++++ Material shown ++++

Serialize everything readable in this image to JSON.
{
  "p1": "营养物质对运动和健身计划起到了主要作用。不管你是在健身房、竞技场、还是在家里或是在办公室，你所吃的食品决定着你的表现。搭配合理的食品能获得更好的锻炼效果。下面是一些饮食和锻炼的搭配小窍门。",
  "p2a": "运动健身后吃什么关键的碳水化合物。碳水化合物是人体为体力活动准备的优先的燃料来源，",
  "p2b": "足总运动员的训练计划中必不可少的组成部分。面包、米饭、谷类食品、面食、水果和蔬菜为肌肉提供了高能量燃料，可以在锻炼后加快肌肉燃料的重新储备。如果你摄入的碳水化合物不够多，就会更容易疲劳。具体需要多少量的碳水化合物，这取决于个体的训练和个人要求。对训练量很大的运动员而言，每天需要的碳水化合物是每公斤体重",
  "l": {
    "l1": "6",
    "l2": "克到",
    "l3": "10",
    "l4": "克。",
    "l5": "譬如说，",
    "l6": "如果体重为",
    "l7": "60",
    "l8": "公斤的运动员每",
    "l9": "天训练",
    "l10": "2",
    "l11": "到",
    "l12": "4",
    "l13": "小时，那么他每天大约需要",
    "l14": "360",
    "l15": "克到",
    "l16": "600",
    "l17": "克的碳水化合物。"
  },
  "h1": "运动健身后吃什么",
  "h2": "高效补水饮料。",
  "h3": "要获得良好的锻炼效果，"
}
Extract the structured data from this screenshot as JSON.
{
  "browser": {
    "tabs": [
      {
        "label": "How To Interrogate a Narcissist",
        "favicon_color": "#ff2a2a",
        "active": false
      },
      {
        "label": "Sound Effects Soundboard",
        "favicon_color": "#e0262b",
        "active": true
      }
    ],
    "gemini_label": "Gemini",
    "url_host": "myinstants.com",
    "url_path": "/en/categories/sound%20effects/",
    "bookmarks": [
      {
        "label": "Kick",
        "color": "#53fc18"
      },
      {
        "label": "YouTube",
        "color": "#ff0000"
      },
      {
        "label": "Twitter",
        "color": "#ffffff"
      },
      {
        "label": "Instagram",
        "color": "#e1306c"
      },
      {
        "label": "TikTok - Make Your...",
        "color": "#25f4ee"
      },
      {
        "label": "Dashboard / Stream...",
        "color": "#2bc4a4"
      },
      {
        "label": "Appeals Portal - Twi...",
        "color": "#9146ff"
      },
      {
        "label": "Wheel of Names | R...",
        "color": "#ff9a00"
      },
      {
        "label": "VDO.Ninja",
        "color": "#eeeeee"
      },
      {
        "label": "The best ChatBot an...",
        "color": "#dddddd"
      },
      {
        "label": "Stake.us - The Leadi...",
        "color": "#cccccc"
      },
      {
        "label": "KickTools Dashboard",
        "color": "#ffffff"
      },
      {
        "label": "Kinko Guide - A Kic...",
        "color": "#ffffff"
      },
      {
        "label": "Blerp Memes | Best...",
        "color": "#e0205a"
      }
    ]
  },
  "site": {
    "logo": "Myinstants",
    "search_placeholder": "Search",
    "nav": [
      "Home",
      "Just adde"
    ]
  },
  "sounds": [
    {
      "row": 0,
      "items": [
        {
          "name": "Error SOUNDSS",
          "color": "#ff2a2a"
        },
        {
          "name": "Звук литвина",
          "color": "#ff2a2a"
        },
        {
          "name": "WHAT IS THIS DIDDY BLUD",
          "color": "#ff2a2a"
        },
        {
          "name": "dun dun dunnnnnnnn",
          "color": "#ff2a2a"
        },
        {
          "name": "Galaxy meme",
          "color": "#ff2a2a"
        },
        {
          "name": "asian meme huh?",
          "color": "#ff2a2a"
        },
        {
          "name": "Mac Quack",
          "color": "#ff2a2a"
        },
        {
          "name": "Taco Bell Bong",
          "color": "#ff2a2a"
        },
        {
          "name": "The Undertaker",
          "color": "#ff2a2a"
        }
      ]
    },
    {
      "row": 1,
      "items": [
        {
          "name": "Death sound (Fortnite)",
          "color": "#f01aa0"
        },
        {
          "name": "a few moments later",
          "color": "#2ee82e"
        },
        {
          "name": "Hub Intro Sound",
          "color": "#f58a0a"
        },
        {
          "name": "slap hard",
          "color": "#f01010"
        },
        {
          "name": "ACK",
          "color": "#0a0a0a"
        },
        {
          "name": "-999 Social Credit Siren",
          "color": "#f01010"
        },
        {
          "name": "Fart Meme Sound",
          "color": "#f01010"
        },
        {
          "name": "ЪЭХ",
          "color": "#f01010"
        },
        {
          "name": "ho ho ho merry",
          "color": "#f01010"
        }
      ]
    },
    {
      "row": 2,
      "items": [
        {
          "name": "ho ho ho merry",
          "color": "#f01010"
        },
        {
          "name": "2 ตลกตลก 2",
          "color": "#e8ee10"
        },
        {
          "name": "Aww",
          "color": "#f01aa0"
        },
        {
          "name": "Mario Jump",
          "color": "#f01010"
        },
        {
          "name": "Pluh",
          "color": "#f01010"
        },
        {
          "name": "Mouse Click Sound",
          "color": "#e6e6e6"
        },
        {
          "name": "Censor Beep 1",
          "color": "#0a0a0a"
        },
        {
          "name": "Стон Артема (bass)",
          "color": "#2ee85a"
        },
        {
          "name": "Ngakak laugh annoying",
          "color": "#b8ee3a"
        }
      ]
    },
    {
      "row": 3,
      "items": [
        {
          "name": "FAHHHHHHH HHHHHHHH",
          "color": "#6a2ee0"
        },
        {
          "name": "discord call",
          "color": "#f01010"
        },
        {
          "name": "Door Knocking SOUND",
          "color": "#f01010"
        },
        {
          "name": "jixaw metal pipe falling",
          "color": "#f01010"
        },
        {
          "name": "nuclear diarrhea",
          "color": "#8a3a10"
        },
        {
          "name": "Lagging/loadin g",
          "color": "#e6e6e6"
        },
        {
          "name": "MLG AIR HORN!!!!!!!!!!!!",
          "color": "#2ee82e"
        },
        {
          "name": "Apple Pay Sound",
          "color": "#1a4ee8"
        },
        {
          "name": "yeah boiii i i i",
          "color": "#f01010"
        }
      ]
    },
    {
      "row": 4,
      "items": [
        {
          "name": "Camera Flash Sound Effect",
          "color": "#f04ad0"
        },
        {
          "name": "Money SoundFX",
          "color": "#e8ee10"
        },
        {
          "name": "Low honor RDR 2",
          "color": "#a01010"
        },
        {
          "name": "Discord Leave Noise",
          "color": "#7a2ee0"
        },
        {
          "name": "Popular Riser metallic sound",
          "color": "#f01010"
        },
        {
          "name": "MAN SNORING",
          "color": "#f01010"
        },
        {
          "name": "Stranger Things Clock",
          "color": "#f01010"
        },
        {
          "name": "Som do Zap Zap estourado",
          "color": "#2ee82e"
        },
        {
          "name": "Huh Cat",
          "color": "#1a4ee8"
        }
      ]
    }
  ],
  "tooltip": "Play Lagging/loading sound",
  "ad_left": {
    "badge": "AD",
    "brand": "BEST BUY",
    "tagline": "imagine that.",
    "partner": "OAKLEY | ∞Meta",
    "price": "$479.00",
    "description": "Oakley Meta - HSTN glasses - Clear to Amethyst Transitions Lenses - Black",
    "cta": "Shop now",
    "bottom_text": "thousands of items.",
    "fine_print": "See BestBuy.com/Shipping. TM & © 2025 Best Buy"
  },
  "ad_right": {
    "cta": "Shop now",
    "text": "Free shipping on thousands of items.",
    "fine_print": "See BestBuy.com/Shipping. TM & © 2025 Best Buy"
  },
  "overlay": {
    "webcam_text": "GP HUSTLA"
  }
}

++++

§ **What this task involves**
Show the lines of the records that include the string "Dashboard".

§ **Final answer**
        "label": "Dashboard / Stream...",
        "label": "KickTools Dashboard",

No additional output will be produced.